• Written task:
Copy every line that mentions the word "adjoining".

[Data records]
** Begin **

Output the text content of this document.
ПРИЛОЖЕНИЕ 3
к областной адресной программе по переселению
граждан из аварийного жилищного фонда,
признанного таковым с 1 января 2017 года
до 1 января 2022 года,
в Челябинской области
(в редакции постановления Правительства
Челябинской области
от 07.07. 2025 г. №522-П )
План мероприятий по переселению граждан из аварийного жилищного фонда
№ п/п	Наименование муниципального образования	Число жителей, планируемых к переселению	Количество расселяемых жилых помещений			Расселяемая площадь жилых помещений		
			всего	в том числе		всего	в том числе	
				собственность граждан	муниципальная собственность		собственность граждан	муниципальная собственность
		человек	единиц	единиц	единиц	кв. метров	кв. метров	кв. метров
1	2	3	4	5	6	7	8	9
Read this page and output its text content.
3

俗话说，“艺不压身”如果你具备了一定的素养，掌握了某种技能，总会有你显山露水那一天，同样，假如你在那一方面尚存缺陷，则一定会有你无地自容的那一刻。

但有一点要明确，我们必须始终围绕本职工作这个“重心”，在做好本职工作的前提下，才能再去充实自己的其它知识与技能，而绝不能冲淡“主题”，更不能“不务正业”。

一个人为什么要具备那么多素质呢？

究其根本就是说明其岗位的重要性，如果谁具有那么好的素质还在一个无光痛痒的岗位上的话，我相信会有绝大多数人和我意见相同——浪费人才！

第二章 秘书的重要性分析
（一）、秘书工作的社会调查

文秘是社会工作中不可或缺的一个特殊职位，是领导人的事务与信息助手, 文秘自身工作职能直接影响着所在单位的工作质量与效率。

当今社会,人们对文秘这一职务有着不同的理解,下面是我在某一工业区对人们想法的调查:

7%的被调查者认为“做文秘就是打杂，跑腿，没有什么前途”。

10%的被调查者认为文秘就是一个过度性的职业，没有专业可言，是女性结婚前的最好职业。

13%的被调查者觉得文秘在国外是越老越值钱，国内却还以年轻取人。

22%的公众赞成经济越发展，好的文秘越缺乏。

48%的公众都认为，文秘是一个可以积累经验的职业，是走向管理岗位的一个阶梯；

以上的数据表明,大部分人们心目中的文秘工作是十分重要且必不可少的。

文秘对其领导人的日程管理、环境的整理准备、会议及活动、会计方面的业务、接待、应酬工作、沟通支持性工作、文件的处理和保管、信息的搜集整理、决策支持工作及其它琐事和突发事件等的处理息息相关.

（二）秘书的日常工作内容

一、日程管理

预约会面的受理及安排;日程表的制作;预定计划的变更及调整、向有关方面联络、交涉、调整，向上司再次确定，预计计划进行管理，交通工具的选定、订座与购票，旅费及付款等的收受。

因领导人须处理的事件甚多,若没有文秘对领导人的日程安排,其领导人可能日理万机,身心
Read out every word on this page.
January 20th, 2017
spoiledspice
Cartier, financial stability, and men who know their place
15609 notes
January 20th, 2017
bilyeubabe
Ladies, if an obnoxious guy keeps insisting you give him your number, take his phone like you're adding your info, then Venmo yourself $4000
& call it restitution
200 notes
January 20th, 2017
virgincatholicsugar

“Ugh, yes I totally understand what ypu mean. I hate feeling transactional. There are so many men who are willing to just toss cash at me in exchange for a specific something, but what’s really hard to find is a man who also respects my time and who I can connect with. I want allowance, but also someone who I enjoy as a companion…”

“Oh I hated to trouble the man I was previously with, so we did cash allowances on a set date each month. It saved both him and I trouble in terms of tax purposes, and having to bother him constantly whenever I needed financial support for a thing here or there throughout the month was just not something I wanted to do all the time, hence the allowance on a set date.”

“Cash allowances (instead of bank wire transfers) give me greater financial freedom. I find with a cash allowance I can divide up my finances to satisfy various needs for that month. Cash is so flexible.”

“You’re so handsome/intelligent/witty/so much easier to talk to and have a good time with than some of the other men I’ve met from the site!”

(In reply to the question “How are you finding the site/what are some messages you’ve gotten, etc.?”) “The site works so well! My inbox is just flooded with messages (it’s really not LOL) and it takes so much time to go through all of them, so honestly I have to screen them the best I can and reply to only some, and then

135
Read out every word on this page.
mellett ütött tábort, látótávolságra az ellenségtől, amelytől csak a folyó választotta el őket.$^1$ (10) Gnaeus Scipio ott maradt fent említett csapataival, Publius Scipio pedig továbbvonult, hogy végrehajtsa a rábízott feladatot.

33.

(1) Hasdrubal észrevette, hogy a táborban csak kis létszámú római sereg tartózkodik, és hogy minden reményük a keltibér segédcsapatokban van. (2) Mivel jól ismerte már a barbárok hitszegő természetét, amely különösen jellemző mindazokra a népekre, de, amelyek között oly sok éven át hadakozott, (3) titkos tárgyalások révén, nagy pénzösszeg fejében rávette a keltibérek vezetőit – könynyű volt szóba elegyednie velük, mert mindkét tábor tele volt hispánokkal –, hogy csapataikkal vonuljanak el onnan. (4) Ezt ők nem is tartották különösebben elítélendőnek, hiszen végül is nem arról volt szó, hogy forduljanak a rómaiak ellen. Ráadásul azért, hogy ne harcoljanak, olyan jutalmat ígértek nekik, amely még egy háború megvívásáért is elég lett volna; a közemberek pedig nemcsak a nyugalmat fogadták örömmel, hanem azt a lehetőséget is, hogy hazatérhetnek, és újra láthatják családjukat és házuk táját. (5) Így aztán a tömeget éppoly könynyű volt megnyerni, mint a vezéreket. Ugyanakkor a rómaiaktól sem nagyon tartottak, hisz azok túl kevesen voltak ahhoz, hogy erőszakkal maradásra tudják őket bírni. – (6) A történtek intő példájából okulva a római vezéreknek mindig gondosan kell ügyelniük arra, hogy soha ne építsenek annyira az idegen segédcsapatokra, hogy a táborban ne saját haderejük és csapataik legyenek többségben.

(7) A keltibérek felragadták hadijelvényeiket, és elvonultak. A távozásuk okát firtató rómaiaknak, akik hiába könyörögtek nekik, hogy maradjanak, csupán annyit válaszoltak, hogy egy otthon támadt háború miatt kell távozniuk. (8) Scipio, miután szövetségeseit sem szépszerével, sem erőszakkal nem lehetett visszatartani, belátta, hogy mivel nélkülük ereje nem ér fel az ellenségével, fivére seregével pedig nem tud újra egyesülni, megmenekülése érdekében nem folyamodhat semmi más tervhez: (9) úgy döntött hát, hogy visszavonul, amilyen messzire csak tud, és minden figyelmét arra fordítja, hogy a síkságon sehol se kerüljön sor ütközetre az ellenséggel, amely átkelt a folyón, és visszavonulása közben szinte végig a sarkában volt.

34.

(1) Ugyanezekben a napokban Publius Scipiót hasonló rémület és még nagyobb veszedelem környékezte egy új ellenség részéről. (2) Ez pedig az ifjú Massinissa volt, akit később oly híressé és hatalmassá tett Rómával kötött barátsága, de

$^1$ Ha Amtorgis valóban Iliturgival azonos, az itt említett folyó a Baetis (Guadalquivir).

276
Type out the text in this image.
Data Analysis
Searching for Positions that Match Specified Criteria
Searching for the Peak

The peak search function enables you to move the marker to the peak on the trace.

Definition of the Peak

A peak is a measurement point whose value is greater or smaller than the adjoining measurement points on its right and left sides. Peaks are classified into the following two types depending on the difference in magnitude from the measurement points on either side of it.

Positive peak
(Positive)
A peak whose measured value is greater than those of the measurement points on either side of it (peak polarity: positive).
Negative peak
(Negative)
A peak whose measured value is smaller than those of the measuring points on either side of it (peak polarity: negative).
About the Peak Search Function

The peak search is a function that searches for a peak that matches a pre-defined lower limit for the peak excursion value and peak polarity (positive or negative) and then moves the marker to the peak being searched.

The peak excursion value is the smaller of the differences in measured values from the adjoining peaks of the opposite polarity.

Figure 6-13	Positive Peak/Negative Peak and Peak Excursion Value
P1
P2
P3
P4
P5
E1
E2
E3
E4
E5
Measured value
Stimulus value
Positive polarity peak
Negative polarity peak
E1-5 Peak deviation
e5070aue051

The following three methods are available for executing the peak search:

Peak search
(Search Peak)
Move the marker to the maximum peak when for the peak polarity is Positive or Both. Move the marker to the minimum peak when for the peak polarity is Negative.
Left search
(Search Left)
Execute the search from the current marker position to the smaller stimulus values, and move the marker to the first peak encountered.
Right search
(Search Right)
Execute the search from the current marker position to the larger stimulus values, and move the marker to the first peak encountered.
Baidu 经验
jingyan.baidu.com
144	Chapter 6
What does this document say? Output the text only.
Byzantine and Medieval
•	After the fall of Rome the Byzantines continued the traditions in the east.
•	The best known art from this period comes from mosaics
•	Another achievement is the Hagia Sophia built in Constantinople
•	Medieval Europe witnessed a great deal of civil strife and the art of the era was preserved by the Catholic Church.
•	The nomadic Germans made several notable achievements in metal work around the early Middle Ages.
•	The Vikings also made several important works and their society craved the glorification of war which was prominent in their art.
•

** End **

• Solved exercise:
A peak is a measurement point whose value is greater or smaller than the adjoining measurement points on its right and left sides. Peaks are classified into the following two types depending on the difference in magnitude from the measurement points on either side of it.
The peak excursion value is the smaller of the differences in measured values from the adjoining peaks of the opposite polarity.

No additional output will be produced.